### Written request
Identify each line in the records below that contains the word "motivación", and copy it.

---- Stored data

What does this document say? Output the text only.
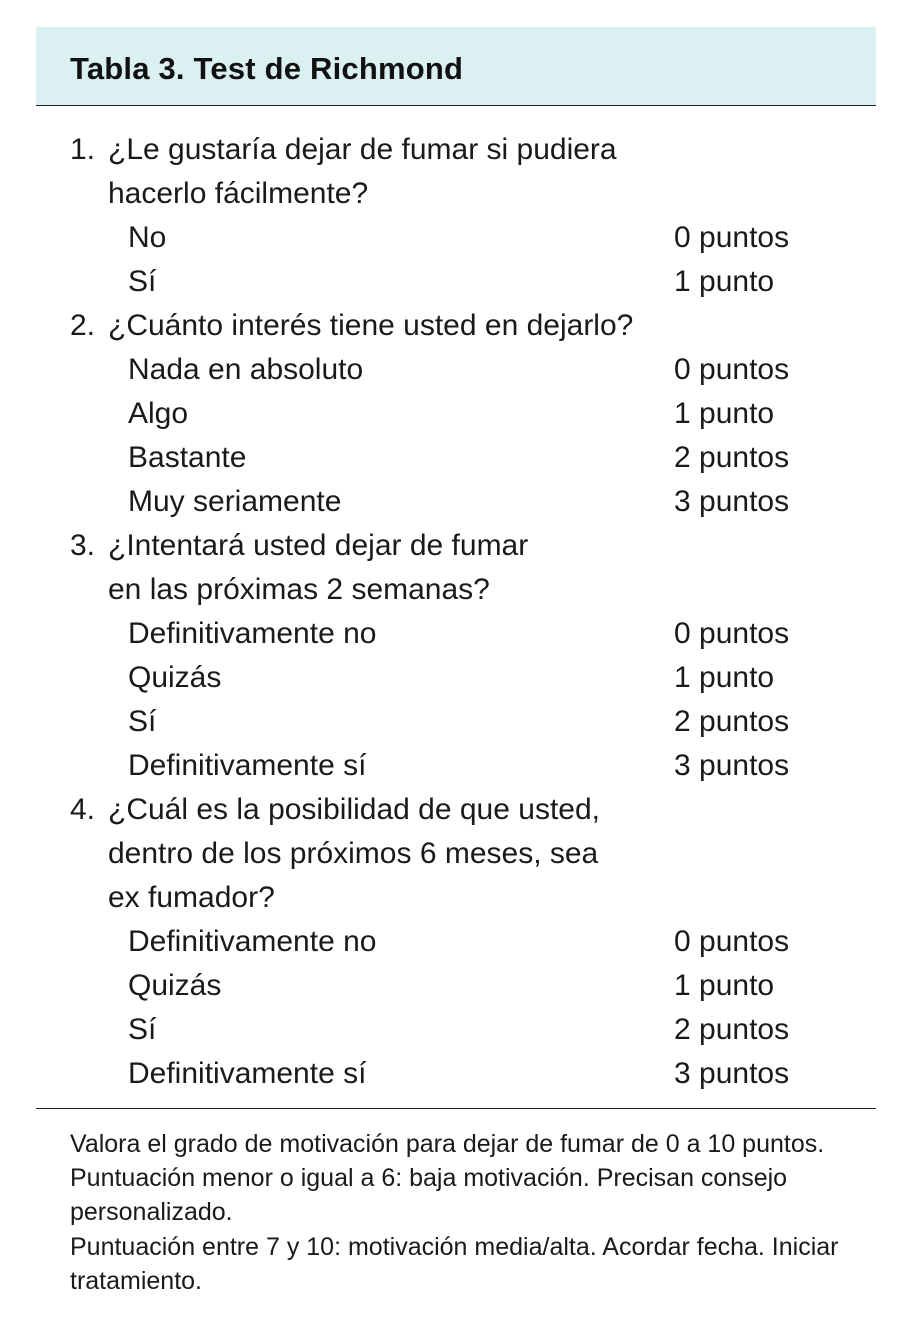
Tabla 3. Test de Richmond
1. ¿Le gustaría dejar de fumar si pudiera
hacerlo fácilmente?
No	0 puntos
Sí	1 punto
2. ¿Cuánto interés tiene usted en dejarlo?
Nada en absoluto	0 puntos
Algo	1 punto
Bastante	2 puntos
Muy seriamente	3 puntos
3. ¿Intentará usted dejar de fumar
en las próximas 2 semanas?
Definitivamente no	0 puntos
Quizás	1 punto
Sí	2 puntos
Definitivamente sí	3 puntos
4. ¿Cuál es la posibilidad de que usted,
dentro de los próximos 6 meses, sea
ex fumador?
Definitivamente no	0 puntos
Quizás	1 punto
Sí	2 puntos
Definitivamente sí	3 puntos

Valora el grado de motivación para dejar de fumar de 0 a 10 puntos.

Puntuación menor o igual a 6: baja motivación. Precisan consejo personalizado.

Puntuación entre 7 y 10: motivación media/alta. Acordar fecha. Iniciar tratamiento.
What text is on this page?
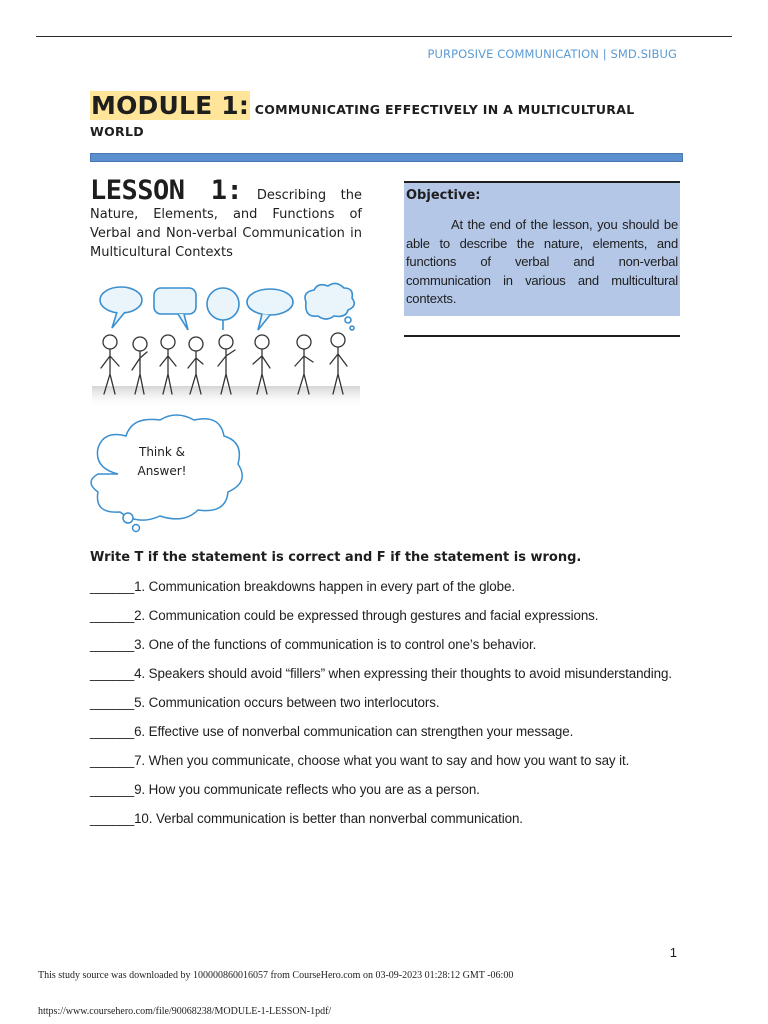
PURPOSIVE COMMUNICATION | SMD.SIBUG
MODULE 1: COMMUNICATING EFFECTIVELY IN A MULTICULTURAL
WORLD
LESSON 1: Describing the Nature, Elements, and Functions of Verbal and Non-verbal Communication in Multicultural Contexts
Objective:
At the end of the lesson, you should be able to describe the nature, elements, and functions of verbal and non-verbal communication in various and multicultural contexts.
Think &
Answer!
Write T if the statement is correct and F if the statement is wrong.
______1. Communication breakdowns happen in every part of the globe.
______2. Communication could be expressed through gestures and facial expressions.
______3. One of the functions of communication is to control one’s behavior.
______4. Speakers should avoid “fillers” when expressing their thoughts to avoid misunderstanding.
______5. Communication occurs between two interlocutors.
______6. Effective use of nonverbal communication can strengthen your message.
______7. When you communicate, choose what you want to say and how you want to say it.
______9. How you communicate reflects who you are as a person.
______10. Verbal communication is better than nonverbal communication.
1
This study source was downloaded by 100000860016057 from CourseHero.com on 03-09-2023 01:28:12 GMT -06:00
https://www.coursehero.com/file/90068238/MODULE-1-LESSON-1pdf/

--------

### Task answer
Valora el grado de motivación para dejar de fumar de 0 a 10 puntos.
Puntuación menor o igual a 6: baja motivación. Precisan consejo personalizado.
Puntuación entre 7 y 10: motivación media/alta. Acordar fecha. Iniciar tratamiento.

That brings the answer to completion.